--- BEGIN Input ---
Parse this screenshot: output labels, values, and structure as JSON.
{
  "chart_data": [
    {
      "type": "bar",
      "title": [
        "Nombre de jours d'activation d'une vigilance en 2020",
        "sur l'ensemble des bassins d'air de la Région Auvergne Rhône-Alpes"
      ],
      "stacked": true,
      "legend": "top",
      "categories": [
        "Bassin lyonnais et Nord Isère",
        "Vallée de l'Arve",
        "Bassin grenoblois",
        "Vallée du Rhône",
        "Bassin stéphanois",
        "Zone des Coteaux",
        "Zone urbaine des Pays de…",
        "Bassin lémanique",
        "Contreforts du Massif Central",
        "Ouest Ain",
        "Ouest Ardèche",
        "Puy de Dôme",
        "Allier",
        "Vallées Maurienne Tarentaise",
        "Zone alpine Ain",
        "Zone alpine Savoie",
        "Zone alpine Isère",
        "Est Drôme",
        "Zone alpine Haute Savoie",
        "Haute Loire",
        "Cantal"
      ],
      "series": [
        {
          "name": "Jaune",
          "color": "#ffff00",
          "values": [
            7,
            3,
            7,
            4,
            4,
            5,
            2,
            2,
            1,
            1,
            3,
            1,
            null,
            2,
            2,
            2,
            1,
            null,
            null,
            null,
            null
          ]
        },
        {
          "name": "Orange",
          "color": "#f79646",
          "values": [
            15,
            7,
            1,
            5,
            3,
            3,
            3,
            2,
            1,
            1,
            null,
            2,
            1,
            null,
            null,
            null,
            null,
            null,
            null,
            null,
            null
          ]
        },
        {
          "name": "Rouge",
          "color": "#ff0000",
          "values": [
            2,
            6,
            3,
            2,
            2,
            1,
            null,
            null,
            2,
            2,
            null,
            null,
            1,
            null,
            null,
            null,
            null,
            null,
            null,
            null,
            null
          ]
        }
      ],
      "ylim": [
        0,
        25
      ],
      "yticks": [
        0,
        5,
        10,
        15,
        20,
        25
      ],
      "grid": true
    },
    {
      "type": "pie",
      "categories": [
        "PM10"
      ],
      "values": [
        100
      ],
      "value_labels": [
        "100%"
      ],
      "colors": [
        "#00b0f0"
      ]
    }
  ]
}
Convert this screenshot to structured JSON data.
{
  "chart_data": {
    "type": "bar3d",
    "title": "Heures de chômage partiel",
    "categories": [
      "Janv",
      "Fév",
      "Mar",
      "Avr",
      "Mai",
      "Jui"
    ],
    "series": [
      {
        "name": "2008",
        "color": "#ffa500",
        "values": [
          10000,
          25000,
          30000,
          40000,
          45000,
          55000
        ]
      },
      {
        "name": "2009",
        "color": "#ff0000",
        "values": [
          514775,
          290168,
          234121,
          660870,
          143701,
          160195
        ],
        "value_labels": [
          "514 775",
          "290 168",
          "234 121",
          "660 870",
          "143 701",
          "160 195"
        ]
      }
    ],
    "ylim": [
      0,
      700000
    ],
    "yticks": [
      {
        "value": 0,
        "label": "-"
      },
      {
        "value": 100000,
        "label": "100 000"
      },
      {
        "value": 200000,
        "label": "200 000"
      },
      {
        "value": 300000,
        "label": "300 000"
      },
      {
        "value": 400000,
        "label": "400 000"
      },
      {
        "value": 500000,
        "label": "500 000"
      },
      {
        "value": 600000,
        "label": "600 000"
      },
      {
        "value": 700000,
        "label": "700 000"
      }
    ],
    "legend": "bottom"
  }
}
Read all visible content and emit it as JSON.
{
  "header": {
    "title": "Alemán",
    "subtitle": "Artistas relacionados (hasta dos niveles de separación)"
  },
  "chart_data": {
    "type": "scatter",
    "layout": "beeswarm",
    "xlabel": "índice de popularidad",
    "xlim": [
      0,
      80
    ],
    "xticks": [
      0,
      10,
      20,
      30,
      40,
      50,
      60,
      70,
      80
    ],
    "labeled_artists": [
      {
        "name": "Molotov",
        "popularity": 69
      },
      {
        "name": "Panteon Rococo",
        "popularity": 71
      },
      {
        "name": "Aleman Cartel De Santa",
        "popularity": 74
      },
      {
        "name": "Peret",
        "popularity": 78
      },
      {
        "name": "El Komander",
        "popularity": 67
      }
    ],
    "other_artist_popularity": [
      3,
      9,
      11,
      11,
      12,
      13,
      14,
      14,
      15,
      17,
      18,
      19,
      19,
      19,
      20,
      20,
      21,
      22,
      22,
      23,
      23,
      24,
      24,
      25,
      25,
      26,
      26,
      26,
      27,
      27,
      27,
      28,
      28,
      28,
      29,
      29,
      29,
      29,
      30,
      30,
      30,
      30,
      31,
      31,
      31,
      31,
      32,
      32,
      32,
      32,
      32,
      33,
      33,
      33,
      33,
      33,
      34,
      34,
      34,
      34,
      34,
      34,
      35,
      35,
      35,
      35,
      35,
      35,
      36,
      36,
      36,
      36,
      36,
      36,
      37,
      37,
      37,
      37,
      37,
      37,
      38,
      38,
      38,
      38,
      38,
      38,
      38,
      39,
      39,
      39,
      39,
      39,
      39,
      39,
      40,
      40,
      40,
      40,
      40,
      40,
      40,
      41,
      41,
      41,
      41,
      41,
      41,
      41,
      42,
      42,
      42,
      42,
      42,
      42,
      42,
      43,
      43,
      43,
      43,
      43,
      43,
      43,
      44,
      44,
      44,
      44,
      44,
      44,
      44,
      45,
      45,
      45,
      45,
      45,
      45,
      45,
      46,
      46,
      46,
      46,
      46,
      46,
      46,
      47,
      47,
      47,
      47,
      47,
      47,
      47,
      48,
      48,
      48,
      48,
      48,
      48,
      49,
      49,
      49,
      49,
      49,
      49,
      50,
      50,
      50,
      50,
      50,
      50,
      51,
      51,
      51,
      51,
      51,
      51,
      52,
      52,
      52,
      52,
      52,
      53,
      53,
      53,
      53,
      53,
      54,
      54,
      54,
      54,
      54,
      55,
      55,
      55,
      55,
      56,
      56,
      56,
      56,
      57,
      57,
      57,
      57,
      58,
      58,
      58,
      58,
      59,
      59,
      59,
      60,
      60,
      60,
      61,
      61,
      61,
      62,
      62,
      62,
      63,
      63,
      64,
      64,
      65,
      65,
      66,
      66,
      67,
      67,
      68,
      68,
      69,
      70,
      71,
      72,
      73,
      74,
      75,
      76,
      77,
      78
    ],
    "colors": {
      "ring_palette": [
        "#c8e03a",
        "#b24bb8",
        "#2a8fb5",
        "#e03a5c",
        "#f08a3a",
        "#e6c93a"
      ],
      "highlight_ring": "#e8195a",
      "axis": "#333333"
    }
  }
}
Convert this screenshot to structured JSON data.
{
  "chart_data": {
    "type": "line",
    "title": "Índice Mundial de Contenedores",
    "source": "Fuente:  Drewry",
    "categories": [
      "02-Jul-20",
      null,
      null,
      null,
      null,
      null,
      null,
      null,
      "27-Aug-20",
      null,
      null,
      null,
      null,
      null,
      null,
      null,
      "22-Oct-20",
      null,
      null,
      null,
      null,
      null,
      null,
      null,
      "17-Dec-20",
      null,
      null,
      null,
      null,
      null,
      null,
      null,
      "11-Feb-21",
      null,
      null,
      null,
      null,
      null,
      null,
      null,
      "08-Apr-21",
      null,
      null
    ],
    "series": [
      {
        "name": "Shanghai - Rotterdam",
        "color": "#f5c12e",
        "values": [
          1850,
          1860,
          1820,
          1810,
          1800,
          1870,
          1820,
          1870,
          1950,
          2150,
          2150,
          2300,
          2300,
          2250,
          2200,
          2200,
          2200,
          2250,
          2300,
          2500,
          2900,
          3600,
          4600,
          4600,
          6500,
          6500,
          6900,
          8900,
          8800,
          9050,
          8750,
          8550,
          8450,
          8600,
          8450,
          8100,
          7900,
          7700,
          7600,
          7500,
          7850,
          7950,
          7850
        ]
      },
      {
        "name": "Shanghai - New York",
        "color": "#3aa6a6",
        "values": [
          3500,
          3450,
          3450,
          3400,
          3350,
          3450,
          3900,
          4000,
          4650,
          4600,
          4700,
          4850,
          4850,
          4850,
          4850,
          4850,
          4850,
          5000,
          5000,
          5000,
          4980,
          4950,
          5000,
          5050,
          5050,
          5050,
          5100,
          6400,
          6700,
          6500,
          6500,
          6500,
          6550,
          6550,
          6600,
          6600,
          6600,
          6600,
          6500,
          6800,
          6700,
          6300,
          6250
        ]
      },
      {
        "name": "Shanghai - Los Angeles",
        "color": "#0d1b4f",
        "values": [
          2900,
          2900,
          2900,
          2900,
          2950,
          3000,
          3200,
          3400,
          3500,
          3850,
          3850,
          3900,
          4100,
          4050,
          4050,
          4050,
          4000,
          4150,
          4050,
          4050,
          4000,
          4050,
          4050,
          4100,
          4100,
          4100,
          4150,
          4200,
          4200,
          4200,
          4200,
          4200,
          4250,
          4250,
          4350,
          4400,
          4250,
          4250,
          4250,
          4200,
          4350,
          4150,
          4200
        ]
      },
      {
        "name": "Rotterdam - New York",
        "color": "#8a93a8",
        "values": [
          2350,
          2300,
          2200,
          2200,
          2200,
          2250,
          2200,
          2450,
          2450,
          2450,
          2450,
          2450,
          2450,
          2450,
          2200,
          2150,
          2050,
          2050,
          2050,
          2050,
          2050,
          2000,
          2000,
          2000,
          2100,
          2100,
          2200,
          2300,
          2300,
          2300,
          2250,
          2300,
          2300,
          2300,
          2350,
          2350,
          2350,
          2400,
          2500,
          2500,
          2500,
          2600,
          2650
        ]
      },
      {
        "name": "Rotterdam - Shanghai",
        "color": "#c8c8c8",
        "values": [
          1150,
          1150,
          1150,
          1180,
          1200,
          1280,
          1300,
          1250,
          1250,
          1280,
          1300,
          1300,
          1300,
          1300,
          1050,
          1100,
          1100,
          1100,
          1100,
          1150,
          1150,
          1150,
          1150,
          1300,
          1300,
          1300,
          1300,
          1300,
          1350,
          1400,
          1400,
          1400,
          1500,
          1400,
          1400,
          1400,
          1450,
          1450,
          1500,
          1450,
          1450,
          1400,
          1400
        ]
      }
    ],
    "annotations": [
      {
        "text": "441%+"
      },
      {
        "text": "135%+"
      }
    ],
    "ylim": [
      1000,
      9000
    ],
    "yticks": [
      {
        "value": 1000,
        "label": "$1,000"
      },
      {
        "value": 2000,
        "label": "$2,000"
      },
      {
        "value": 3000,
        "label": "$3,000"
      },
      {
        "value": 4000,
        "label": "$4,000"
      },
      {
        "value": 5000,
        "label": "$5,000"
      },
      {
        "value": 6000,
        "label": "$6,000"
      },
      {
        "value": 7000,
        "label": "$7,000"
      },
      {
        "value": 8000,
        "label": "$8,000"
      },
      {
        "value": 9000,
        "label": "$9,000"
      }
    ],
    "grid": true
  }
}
--- END Input ---
#### [What is needed]
Where a line of the material above holds the string "York", copy that line.

#### [Written reply]
        "name": "Shanghai - New York",
        "name": "Rotterdam - New York",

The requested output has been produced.